ЗАДАНИЕ 1 » Перепишите фрагмент статьи о послевоенной американской прозе от слов «В американской критике» до слов «на моральное достоинство.» включительно, заменив «писатели» на «авторы».
ЗАДАНИЕ 2 » Изложите суть статьи о послевоенной американской прозе в двух предложениях.

№3, 1963/Зарубежная литература и искусство

Конформизм и традиция (О послевоенной американской прозе)

В американской критике принято говорить о «веке конформизма». Так называют послевоенные годы, когда приспособленчество было возведено в литературный принцип. На авансцену вышли писатели, которые следовали золотому правилу мещан: думать и поступать, «как все». Их проповедь претендовала на моральное достоинство.

Она сводилась к нескольким мотивам. Просперити делает критическое отношение к жизни чем-то вроде пережитка. В тревожное время нужно не бунтовать, а идти в ногу со своими согражданами. Америка играет в мире ту роль, к которой призвана.

Совсем недавно известный английский историк Арнольд Тойнби подверг сомнению эту последнюю догму. Он нашел, что политика современной Америки имеет мало общего с заветами «отцов-основателей». С каким раздражением и неприязнью откликнулись все органы большой прессы США на три лекции Тойнби, опубликованные под названием «Америка и мировая революция»! 1 Выходило, что почтенный историк подрывает устои «свободного мира».

А он высказал несколько очевидных истин. Американцы, упивающиеся богатством, склонны забывать, что большая часть населения земли бедствует. Страна, оказывавшая некогда революционизирующее действие на мир, ныне сдерживает освободительные движения; её позиция «архиконсервативна».

Если обратиться после лекций Тойнби к той литературе, которая вполне соответствовала просперити 50-х годов, особенно ощущаешь ее духовную захолустность.

Одна из последних книг этого рода вышла в 1961 году. Преподаватель провинциального колледжа Моррис Фридмен издал в Нью-Йорке свои эссе. Он озаглавил их вызывающе: «Признания конформиста» 2.

[Записи пространственной разметки]
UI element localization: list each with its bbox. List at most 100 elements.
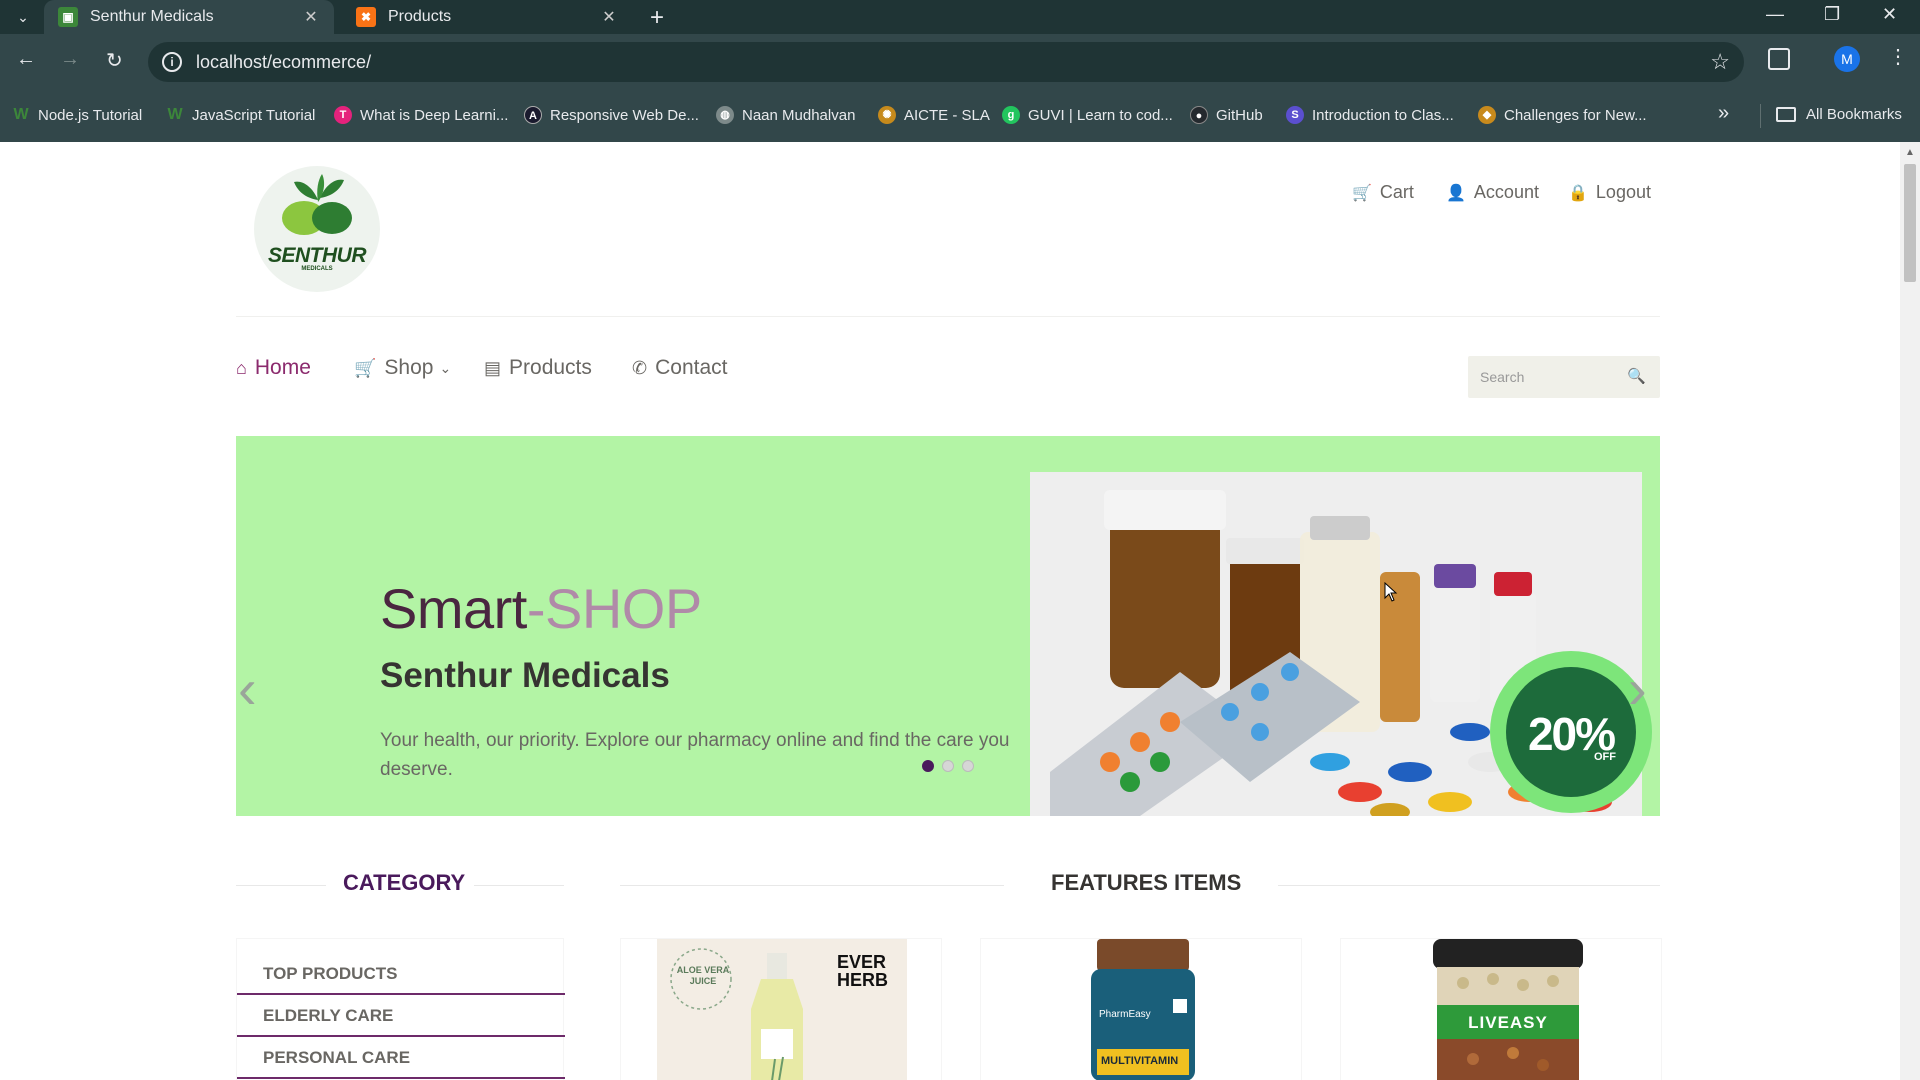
nav-contact[interactable]: ✆ Contact <box>632 356 727 380</box>
home-icon: ⌂ <box>236 357 247 378</box>
s-icon: S <box>1286 106 1304 124</box>
slider-dot[interactable] <box>942 760 954 772</box>
bookmark-responsive-web[interactable]: A Responsive Web De... <box>524 106 699 124</box>
more-bookmarks-icon[interactable]: » <box>1718 102 1729 125</box>
new-tab-button[interactable]: + <box>650 4 664 32</box>
list-icon: ▤ <box>484 357 502 378</box>
reload-icon[interactable]: ↻ <box>106 48 123 73</box>
bookmark-naan-mudhalvan[interactable]: ◍ Naan Mudhalvan <box>716 106 855 124</box>
close-window-icon[interactable]: ✕ <box>1882 4 1897 25</box>
user-icon: 👤 <box>1446 184 1466 202</box>
category-title: CATEGORY <box>343 870 466 895</box>
search-placeholder: Search <box>1480 369 1525 385</box>
restore-icon[interactable]: ❐ <box>1824 4 1840 25</box>
browser-menu-icon[interactable]: ⋮ <box>1888 44 1908 69</box>
bookmark-introduction[interactable]: S Introduction to Clas... <box>1286 106 1454 124</box>
product-brand: EVER HERB <box>837 952 889 990</box>
url-text: localhost/ecommerce/ <box>196 51 372 72</box>
globe-icon: ◍ <box>716 106 734 124</box>
slide-subtitle: Senthur Medicals <box>380 656 670 695</box>
address-bar[interactable]: i localhost/ecommerce/ ☆ <box>148 42 1744 82</box>
nav-shop[interactable]: 🛒 Shop ⌄ <box>354 356 451 380</box>
header-divider <box>236 316 1660 317</box>
cart-icon: 🛒 <box>354 357 377 378</box>
w3-icon: W <box>167 106 183 123</box>
site-favicon-icon: ▣ <box>58 7 78 27</box>
back-arrow-icon[interactable]: ← <box>16 48 36 71</box>
product-brand: MULTIVITAMIN <box>1101 1055 1179 1067</box>
bookmark-guvi[interactable]: g GUVI | Learn to cod... <box>1002 106 1173 124</box>
cart-link[interactable]: 🛒 Cart <box>1352 182 1414 203</box>
xampp-favicon-icon: ✖ <box>356 7 376 27</box>
a-icon: A <box>524 106 542 124</box>
product-card-multivitamin[interactable]: PharmEasy MULTIVITAMIN <box>980 938 1302 1080</box>
page-viewport: SENTHUR MEDICALS 🛒 Cart 👤 Account 🔒 Logout … <box>0 142 1900 1080</box>
all-bookmarks-button[interactable]: All Bookmarks <box>1776 106 1902 123</box>
search-icon[interactable]: 🔍 <box>1627 356 1646 398</box>
logo-text: SENTHUR <box>267 244 367 267</box>
category-item-top-products[interactable]: TOP PRODUCTS <box>237 953 565 995</box>
slider-next-icon[interactable]: › <box>1628 656 1647 721</box>
tab-close-icon[interactable]: ✕ <box>600 7 618 27</box>
tab-close-icon[interactable]: ✕ <box>302 7 320 27</box>
product-label-top: PharmEasy <box>1099 1009 1151 1020</box>
tab-senthur-medicals[interactable]: ▣ Senthur Medicals ✕ <box>44 0 334 34</box>
profile-avatar[interactable]: M <box>1834 46 1860 72</box>
category-line-right <box>474 885 564 886</box>
bookmark-challenges[interactable]: ◆ Challenges for New... <box>1478 106 1647 124</box>
slider-dot[interactable] <box>962 760 974 772</box>
features-line-right <box>1278 885 1660 886</box>
product-card-liveasy[interactable]: LIVEASY <box>1340 938 1662 1080</box>
c-icon: ◆ <box>1478 106 1496 124</box>
site-info-icon[interactable]: i <box>162 52 182 72</box>
nav-home[interactable]: ⌂ Home <box>236 356 311 380</box>
github-icon: ● <box>1190 106 1208 124</box>
slider-dot[interactable] <box>922 760 934 772</box>
aloe-vera-juice-image: ALOE VERA JUICE EVER HERB <box>657 939 907 1080</box>
account-link[interactable]: 👤 Account <box>1446 182 1539 203</box>
category-line-left <box>236 885 326 886</box>
discount-value: 20% <box>1527 708 1616 760</box>
browser-tab-strip: ⌄ ▣ Senthur Medicals ✕ ✖ Products ✕ + — … <box>0 0 1920 34</box>
tab-title: Products <box>388 8 452 25</box>
logo-leaf-icon <box>282 174 352 235</box>
minimize-icon[interactable]: — <box>1766 4 1784 25</box>
product-card-aloe-vera[interactable]: ALOE VERA JUICE EVER HERB <box>620 938 942 1080</box>
slider-prev-icon[interactable]: ‹ <box>238 656 257 721</box>
page-scrollbar[interactable]: ▲ <box>1900 142 1920 1080</box>
logo-subtext: MEDICALS <box>301 266 333 272</box>
tab-search-button[interactable]: ⌄ <box>10 5 36 29</box>
hero-slider: Smart-SHOP Senthur Medicals Your health,… <box>236 436 1660 816</box>
category-item-elderly-care[interactable]: ELDERLY CARE <box>237 995 565 1037</box>
tab-title: Senthur Medicals <box>90 8 214 25</box>
forward-arrow-icon[interactable]: → <box>60 48 80 71</box>
category-item-personal-care[interactable]: PERSONAL CARE <box>237 1037 565 1079</box>
cart-icon: 🛒 <box>1352 184 1372 202</box>
features-line-left <box>620 885 1004 886</box>
bookmark-nodejs[interactable]: W Node.js Tutorial <box>12 106 142 124</box>
tab-products[interactable]: ✖ Products ✕ <box>342 0 632 34</box>
scroll-up-arrow-icon[interactable]: ▲ <box>1905 147 1915 158</box>
discount-off-label: OFF <box>1594 751 1616 763</box>
multivitamin-bottle-image: PharmEasy MULTIVITAMIN <box>1091 939 1195 1080</box>
search-input[interactable]: Search 🔍 <box>1468 356 1660 398</box>
guvi-icon: g <box>1002 106 1020 124</box>
slider-indicators <box>922 760 974 772</box>
chevron-down-icon: ⌄ <box>439 359 452 376</box>
bookmark-deep-learning[interactable]: T What is Deep Learni... <box>334 106 508 124</box>
liveasy-jar-illustration <box>1433 939 1583 1080</box>
features-title: FEATURES ITEMS <box>1051 870 1242 895</box>
bookmark-javascript[interactable]: W JavaScript Tutorial <box>166 106 315 124</box>
site-logo[interactable]: SENTHUR MEDICALS <box>254 166 380 292</box>
scroll-thumb[interactable] <box>1904 164 1916 282</box>
nav-products[interactable]: ▤ Products <box>484 356 592 380</box>
bookmark-github[interactable]: ● GitHub <box>1190 106 1263 124</box>
cursor-arrow-shape <box>1384 581 1398 602</box>
t-icon: T <box>334 106 352 124</box>
logout-link[interactable]: 🔒 Logout <box>1568 182 1651 203</box>
aicte-icon: ✺ <box>878 106 896 124</box>
bookmark-aicte[interactable]: ✺ AICTE - SLA <box>878 106 990 124</box>
bookmark-star-icon[interactable]: ☆ <box>1710 49 1730 75</box>
bookmarks-bar: W Node.js Tutorial W JavaScript Tutorial T… <box>0 90 1920 142</box>
extensions-icon[interactable] <box>1768 48 1790 70</box>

РЕШЕНИЕ ЗАДАНИЯ 1 »
В американской критике принято говорить о «веке конформизма». Так называют послевоенные годы, когда приспособленчество было возведено в литературный принцип. На авансцену вышли авторы, которые следовали золотому правилу мещан: думать и поступать, «как все». Их проповедь претендовала на моральное достоинство.

РЕШЕНИЕ ЗАДАНИЯ 2 » Послевоенные годы в американской критике называют «веком конформизма»: тогда писатели возвели приспособленчество в литературный принцип и проповедовали думать и поступать «как все». Историк Арнольд Тойнби усомнился в догме о том, что Америка играет в мире ту роль, к которой призвана, и после его лекций особенно ощущается духовная захолустность литературы, соответствовавшей просперити 50-х годов.